* _Request_: Copy all records verbatim.

* _Extracted records_:
>> begin

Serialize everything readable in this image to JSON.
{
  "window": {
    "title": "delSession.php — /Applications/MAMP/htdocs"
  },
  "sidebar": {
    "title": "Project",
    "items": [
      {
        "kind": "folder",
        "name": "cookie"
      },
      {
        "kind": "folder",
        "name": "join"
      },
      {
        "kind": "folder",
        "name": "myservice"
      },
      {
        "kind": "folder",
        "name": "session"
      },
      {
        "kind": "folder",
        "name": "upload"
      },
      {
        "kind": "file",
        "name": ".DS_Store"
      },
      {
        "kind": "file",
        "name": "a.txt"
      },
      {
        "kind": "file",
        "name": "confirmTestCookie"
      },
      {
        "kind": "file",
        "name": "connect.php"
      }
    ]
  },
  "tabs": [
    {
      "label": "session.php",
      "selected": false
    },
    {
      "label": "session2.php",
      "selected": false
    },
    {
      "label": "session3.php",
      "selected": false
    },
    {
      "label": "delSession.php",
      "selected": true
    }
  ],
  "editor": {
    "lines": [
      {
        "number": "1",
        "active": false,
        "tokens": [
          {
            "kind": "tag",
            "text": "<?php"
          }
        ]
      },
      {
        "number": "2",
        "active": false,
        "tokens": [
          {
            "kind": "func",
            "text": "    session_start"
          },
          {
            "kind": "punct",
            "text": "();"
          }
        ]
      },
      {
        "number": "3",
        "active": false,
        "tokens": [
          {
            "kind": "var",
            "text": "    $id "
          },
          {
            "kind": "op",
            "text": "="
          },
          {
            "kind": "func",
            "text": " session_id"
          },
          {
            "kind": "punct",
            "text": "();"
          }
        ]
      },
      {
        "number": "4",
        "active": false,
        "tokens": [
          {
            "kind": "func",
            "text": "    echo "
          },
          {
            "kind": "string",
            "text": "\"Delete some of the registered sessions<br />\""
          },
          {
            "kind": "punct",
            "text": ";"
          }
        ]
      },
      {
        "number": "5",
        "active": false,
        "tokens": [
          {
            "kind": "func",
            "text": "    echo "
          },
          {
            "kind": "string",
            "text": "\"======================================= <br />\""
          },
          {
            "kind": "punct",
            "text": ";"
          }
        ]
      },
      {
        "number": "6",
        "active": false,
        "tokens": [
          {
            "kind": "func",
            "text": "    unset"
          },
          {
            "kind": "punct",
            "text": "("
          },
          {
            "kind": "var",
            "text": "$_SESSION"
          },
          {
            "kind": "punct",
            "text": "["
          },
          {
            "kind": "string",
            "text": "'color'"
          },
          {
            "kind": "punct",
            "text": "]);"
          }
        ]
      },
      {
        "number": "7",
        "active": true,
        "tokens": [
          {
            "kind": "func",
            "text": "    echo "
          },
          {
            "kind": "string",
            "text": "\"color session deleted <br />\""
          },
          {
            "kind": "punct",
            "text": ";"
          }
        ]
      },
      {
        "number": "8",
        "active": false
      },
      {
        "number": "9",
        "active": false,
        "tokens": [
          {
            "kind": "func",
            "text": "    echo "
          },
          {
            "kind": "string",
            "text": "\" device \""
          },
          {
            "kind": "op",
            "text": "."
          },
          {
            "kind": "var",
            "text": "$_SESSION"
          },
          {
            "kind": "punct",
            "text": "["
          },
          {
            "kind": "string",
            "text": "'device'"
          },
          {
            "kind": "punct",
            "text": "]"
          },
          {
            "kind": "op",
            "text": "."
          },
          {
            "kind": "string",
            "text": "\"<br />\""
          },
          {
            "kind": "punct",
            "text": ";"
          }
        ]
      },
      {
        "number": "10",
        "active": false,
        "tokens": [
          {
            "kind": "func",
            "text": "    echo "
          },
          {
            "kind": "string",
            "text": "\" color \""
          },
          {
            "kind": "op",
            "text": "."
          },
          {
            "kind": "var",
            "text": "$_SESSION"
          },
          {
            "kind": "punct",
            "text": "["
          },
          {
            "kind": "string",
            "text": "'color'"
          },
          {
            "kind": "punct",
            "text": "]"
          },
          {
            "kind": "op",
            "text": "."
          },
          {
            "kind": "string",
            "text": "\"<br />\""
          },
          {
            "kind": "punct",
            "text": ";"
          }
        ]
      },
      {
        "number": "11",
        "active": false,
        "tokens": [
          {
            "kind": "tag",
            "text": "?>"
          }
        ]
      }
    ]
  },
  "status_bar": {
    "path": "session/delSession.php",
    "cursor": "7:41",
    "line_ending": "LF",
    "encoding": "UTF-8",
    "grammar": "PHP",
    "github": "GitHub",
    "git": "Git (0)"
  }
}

>> end

* _Answer to the problem_:
Serialize everything readable in this image to JSON.
{
  "window": {
    "title": "delSession.php — /Applications/MAMP/htdocs"
  },
  "sidebar": {
    "title": "Project",
    "items": [
      {
        "kind": "folder",
        "name": "cookie"
      },
      {
        "kind": "folder",
        "name": "join"
      },
      {
        "kind": "folder",
        "name": "myservice"
      },
      {
        "kind": "folder",
        "name": "session"
      },
      {
        "kind": "folder",
        "name": "upload"
      },
      {
        "kind": "file",
        "name": ".DS_Store"
      },
      {
        "kind": "file",
        "name": "a.txt"
      },
      {
        "kind": "file",
        "name": "confirmTestCookie"
      },
      {
        "kind": "file",
        "name": "connect.php"
      }
    ]
  },
  "tabs": [
    {
      "label": "session.php",
      "selected": false
    },
    {
      "label": "session2.php",
      "selected": false
    },
    {
      "label": "session3.php",
      "selected": false
    },
    {
      "label": "delSession.php",
      "selected": true
    }
  ],
  "editor": {
    "lines": [
      {
        "number": "1",
        "active": false,
        "tokens": [
          {
            "kind": "tag",
            "text": "<?php"
          }
        ]
      },
      {
        "number": "2",
        "active": false,
        "tokens": [
          {
            "kind": "func",
            "text": "    session_start"
          },
          {
            "kind": "punct",
            "text": "();"
          }
        ]
      },
      {
        "number": "3",
        "active": false,
        "tokens": [
          {
            "kind": "var",
            "text": "    $id "
          },
          {
            "kind": "op",
            "text": "="
          },
          {
            "kind": "func",
            "text": " session_id"
          },
          {
            "kind": "punct",
            "text": "();"
          }
        ]
      },
      {
        "number": "4",
        "active": false,
        "tokens": [
          {
            "kind": "func",
            "text": "    echo "
          },
          {
            "kind": "string",
            "text": "\"Delete some of the registered sessions<br />\""
          },
          {
            "kind": "punct",
            "text": ";"
          }
        ]
      },
      {
        "number": "5",
        "active": false,
        "tokens": [
          {
            "kind": "func",
            "text": "    echo "
          },
          {
            "kind": "string",
            "text": "\"======================================= <br />\""
          },
          {
            "kind": "punct",
            "text": ";"
          }
        ]
      },
      {
        "number": "6",
        "active": false,
        "tokens": [
          {
            "kind": "func",
            "text": "    unset"
          },
          {
            "kind": "punct",
            "text": "("
          },
          {
            "kind": "var",
            "text": "$_SESSION"
          },
          {
            "kind": "punct",
            "text": "["
          },
          {
            "kind": "string",
            "text": "'color'"
          },
          {
            "kind": "punct",
            "text": "]);"
          }
        ]
      },
      {
        "number": "7",
        "active": true,
        "tokens": [
          {
            "kind": "func",
            "text": "    echo "
          },
          {
            "kind": "string",
            "text": "\"color session deleted <br />\""
          },
          {
            "kind": "punct",
            "text": ";"
          }
        ]
      },
      {
        "number": "8",
        "active": false
      },
      {
        "number": "9",
        "active": false,
        "tokens": [
          {
            "kind": "func",
            "text": "    echo "
          },
          {
            "kind": "string",
            "text": "\" device \""
          },
          {
            "kind": "op",
            "text": "."
          },
          {
            "kind": "var",
            "text": "$_SESSION"
          },
          {
            "kind": "punct",
            "text": "["
          },
          {
            "kind": "string",
            "text": "'device'"
          },
          {
            "kind": "punct",
            "text": "]"
          },
          {
            "kind": "op",
            "text": "."
          },
          {
            "kind": "string",
            "text": "\"<br />\""
          },
          {
            "kind": "punct",
            "text": ";"
          }
        ]
      },
      {
        "number": "10",
        "active": false,
        "tokens": [
          {
            "kind": "func",
            "text": "    echo "
          },
          {
            "kind": "string",
            "text": "\" color \""
          },
          {
            "kind": "op",
            "text": "."
          },
          {
            "kind": "var",
            "text": "$_SESSION"
          },
          {
            "kind": "punct",
            "text": "["
          },
          {
            "kind": "string",
            "text": "'color'"
          },
          {
            "kind": "punct",
            "text": "]"
          },
          {
            "kind": "op",
            "text": "."
          },
          {
            "kind": "string",
            "text": "\"<br />\""
          },
          {
            "kind": "punct",
            "text": ";"
          }
        ]
      },
      {
        "number": "11",
        "active": false,
        "tokens": [
          {
            "kind": "tag",
            "text": "?>"
          }
        ]
      }
    ]
  },
  "status_bar": {
    "path": "session/delSession.php",
    "cursor": "7:41",
    "line_ending": "LF",
    "encoding": "UTF-8",
    "grammar": "PHP",
    "github": "GitHub",
    "git": "Git (0)"
  }
}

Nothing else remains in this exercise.